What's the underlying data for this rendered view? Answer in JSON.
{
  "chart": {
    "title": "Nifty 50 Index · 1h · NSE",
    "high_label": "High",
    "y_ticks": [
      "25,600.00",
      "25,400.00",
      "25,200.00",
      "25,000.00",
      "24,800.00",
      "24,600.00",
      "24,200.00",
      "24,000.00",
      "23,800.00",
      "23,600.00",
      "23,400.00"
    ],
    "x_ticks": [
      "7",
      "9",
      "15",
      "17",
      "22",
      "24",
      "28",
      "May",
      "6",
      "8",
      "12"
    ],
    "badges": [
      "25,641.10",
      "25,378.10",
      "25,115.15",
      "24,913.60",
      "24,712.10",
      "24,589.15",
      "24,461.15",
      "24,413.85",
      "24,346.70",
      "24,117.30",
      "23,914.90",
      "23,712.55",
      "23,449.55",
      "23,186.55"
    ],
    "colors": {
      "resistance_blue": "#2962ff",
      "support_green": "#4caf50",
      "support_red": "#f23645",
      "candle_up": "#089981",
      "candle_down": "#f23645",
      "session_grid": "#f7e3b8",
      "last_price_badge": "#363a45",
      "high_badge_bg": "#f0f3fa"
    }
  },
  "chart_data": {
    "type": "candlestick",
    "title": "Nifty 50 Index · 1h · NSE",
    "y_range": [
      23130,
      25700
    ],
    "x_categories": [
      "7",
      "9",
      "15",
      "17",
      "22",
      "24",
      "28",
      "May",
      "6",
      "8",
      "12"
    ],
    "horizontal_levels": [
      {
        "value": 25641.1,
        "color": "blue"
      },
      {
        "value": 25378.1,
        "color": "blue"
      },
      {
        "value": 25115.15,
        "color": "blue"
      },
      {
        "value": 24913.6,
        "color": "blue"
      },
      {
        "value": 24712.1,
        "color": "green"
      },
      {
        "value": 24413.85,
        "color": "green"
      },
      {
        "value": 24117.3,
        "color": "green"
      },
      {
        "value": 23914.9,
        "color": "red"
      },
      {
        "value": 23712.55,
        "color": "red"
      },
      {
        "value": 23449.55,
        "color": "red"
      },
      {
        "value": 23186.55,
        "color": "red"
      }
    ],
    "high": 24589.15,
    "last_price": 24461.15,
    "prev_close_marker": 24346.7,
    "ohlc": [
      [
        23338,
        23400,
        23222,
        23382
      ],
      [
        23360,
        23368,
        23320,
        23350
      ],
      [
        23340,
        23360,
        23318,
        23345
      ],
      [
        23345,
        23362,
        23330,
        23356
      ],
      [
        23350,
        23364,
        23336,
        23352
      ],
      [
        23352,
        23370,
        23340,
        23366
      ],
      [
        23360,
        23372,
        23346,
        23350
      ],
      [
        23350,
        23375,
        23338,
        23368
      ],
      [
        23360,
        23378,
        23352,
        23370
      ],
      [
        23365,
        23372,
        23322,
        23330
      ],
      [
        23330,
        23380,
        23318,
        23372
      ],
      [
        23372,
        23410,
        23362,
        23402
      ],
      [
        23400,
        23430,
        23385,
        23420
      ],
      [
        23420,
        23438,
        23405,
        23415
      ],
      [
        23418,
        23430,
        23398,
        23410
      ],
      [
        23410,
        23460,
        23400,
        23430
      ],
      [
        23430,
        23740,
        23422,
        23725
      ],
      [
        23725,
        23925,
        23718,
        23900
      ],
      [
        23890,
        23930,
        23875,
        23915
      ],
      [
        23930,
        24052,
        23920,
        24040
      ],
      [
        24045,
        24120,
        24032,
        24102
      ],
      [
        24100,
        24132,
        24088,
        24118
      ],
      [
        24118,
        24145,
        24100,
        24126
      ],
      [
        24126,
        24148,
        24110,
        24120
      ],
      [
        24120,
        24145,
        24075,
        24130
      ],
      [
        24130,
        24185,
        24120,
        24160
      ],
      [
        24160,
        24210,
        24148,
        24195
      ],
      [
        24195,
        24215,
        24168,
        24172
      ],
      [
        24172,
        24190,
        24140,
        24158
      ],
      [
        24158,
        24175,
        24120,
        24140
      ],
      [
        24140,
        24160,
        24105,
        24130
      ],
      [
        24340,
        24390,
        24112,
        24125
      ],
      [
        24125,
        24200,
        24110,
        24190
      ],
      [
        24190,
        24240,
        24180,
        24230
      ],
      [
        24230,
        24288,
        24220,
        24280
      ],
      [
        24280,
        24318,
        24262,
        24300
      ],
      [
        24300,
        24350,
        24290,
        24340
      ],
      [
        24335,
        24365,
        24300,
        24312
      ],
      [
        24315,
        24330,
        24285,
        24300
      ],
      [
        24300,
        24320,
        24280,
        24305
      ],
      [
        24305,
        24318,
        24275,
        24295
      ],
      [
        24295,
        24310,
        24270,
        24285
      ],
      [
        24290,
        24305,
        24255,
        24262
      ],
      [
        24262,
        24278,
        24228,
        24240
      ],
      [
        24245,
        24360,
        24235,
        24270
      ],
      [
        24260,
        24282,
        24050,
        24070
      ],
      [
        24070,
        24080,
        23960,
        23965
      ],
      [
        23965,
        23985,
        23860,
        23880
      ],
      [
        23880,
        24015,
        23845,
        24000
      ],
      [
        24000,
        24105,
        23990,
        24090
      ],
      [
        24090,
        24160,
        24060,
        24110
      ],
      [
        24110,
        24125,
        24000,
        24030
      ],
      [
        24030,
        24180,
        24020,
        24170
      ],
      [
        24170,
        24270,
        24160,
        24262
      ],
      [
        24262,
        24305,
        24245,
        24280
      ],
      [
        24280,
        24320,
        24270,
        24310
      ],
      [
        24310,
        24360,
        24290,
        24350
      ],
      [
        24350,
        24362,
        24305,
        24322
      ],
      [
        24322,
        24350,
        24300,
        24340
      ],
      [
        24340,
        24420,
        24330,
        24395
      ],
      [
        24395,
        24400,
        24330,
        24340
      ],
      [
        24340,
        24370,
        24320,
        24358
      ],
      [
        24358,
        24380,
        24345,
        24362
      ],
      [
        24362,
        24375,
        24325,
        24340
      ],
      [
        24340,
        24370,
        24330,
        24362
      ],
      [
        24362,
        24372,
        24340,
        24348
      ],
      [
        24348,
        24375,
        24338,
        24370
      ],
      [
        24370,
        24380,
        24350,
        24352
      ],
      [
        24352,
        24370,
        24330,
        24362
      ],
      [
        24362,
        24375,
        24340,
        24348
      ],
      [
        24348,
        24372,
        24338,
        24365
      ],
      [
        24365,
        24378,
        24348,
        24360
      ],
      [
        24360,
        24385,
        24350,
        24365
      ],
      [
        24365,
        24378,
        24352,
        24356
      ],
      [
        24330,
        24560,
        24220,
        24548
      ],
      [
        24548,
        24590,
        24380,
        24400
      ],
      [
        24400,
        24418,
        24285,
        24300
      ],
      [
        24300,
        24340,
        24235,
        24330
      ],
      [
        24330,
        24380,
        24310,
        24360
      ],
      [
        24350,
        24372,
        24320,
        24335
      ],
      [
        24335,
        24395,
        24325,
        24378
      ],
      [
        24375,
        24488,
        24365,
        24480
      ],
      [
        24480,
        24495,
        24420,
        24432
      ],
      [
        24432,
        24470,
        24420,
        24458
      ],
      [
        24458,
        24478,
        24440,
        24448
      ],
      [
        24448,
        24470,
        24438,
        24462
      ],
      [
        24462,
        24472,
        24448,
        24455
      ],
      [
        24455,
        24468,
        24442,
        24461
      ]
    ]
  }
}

****************************************

Task prompt »
Nothing may be left out: return each entry exactly as it reads.

Reply to the exercise »
What's the underlying data for this rendered view? Answer in JSON.
{
  "chart": {
    "title": "Nifty 50 Index · 1h · NSE",
    "high_label": "High",
    "y_ticks": [
      "25,600.00",
      "25,400.00",
      "25,200.00",
      "25,000.00",
      "24,800.00",
      "24,600.00",
      "24,200.00",
      "24,000.00",
      "23,800.00",
      "23,600.00",
      "23,400.00"
    ],
    "x_ticks": [
      "7",
      "9",
      "15",
      "17",
      "22",
      "24",
      "28",
      "May",
      "6",
      "8",
      "12"
    ],
    "badges": [
      "25,641.10",
      "25,378.10",
      "25,115.15",
      "24,913.60",
      "24,712.10",
      "24,589.15",
      "24,461.15",
      "24,413.85",
      "24,346.70",
      "24,117.30",
      "23,914.90",
      "23,712.55",
      "23,449.55",
      "23,186.55"
    ],
    "colors": {
      "resistance_blue": "#2962ff",
      "support_green": "#4caf50",
      "support_red": "#f23645",
      "candle_up": "#089981",
      "candle_down": "#f23645",
      "session_grid": "#f7e3b8",
      "last_price_badge": "#363a45",
      "high_badge_bg": "#f0f3fa"
    }
  },
  "chart_data": {
    "type": "candlestick",
    "title": "Nifty 50 Index · 1h · NSE",
    "y_range": [
      23130,
      25700
    ],
    "x_categories": [
      "7",
      "9",
      "15",
      "17",
      "22",
      "24",
      "28",
      "May",
      "6",
      "8",
      "12"
    ],
    "horizontal_levels": [
      {
        "value": 25641.1,
        "color": "blue"
      },
      {
        "value": 25378.1,
        "color": "blue"
      },
      {
        "value": 25115.15,
        "color": "blue"
      },
      {
        "value": 24913.6,
        "color": "blue"
      },
      {
        "value": 24712.1,
        "color": "green"
      },
      {
        "value": 24413.85,
        "color": "green"
      },
      {
        "value": 24117.3,
        "color": "green"
      },
      {
        "value": 23914.9,
        "color": "red"
      },
      {
        "value": 23712.55,
        "color": "red"
      },
      {
        "value": 23449.55,
        "color": "red"
      },
      {
        "value": 23186.55,
        "color": "red"
      }
    ],
    "high": 24589.15,
    "last_price": 24461.15,
    "prev_close_marker": 24346.7,
    "ohlc": [
      [
        23338,
        23400,
        23222,
        23382
      ],
      [
        23360,
        23368,
        23320,
        23350
      ],
      [
        23340,
        23360,
        23318,
        23345
      ],
      [
        23345,
        23362,
        23330,
        23356
      ],
      [
        23350,
        23364,
        23336,
        23352
      ],
      [
        23352,
        23370,
        23340,
        23366
      ],
      [
        23360,
        23372,
        23346,
        23350
      ],
      [
        23350,
        23375,
        23338,
        23368
      ],
      [
        23360,
        23378,
        23352,
        23370
      ],
      [
        23365,
        23372,
        23322,
        23330
      ],
      [
        23330,
        23380,
        23318,
        23372
      ],
      [
        23372,
        23410,
        23362,
        23402
      ],
      [
        23400,
        23430,
        23385,
        23420
      ],
      [
        23420,
        23438,
        23405,
        23415
      ],
      [
        23418,
        23430,
        23398,
        23410
      ],
      [
        23410,
        23460,
        23400,
        23430
      ],
      [
        23430,
        23740,
        23422,
        23725
      ],
      [
        23725,
        23925,
        23718,
        23900
      ],
      [
        23890,
        23930,
        23875,
        23915
      ],
      [
        23930,
        24052,
        23920,
        24040
      ],
      [
        24045,
        24120,
        24032,
        24102
      ],
      [
        24100,
        24132,
        24088,
        24118
      ],
      [
        24118,
        24145,
        24100,
        24126
      ],
      [
        24126,
        24148,
        24110,
        24120
      ],
      [
        24120,
        24145,
        24075,
        24130
      ],
      [
        24130,
        24185,
        24120,
        24160
      ],
      [
        24160,
        24210,
        24148,
        24195
      ],
      [
        24195,
        24215,
        24168,
        24172
      ],
      [
        24172,
        24190,
        24140,
        24158
      ],
      [
        24158,
        24175,
        24120,
        24140
      ],
      [
        24140,
        24160,
        24105,
        24130
      ],
      [
        24340,
        24390,
        24112,
        24125
      ],
      [
        24125,
        24200,
        24110,
        24190
      ],
      [
        24190,
        24240,
        24180,
        24230
      ],
      [
        24230,
        24288,
        24220,
        24280
      ],
      [
        24280,
        24318,
        24262,
        24300
      ],
      [
        24300,
        24350,
        24290,
        24340
      ],
      [
        24335,
        24365,
        24300,
        24312
      ],
      [
        24315,
        24330,
        24285,
        24300
      ],
      [
        24300,
        24320,
        24280,
        24305
      ],
      [
        24305,
        24318,
        24275,
        24295
      ],
      [
        24295,
        24310,
        24270,
        24285
      ],
      [
        24290,
        24305,
        24255,
        24262
      ],
      [
        24262,
        24278,
        24228,
        24240
      ],
      [
        24245,
        24360,
        24235,
        24270
      ],
      [
        24260,
        24282,
        24050,
        24070
      ],
      [
        24070,
        24080,
        23960,
        23965
      ],
      [
        23965,
        23985,
        23860,
        23880
      ],
      [
        23880,
        24015,
        23845,
        24000
      ],
      [
        24000,
        24105,
        23990,
        24090
      ],
      [
        24090,
        24160,
        24060,
        24110
      ],
      [
        24110,
        24125,
        24000,
        24030
      ],
      [
        24030,
        24180,
        24020,
        24170
      ],
      [
        24170,
        24270,
        24160,
        24262
      ],
      [
        24262,
        24305,
        24245,
        24280
      ],
      [
        24280,
        24320,
        24270,
        24310
      ],
      [
        24310,
        24360,
        24290,
        24350
      ],
      [
        24350,
        24362,
        24305,
        24322
      ],
      [
        24322,
        24350,
        24300,
        24340
      ],
      [
        24340,
        24420,
        24330,
        24395
      ],
      [
        24395,
        24400,
        24330,
        24340
      ],
      [
        24340,
        24370,
        24320,
        24358
      ],
      [
        24358,
        24380,
        24345,
        24362
      ],
      [
        24362,
        24375,
        24325,
        24340
      ],
      [
        24340,
        24370,
        24330,
        24362
      ],
      [
        24362,
        24372,
        24340,
        24348
      ],
      [
        24348,
        24375,
        24338,
        24370
      ],
      [
        24370,
        24380,
        24350,
        24352
      ],
      [
        24352,
        24370,
        24330,
        24362
      ],
      [
        24362,
        24375,
        24340,
        24348
      ],
      [
        24348,
        24372,
        24338,
        24365
      ],
      [
        24365,
        24378,
        24348,
        24360
      ],
      [
        24360,
        24385,
        24350,
        24365
      ],
      [
        24365,
        24378,
        24352,
        24356
      ],
      [
        24330,
        24560,
        24220,
        24548
      ],
      [
        24548,
        24590,
        24380,
        24400
      ],
      [
        24400,
        24418,
        24285,
        24300
      ],
      [
        24300,
        24340,
        24235,
        24330
      ],
      [
        24330,
        24380,
        24310,
        24360
      ],
      [
        24350,
        24372,
        24320,
        24335
      ],
      [
        24335,
        24395,
        24325,
        24378
      ],
      [
        24375,
        24488,
        24365,
        24480
      ],
      [
        24480,
        24495,
        24420,
        24432
      ],
      [
        24432,
        24470,
        24420,
        24458
      ],
      [
        24458,
        24478,
        24440,
        24448
      ],
      [
        24448,
        24470,
        24438,
        24462
      ],
      [
        24462,
        24472,
        24448,
        24455
      ],
      [
        24455,
        24468,
        24442,
        24461
      ]
    ]
  }
}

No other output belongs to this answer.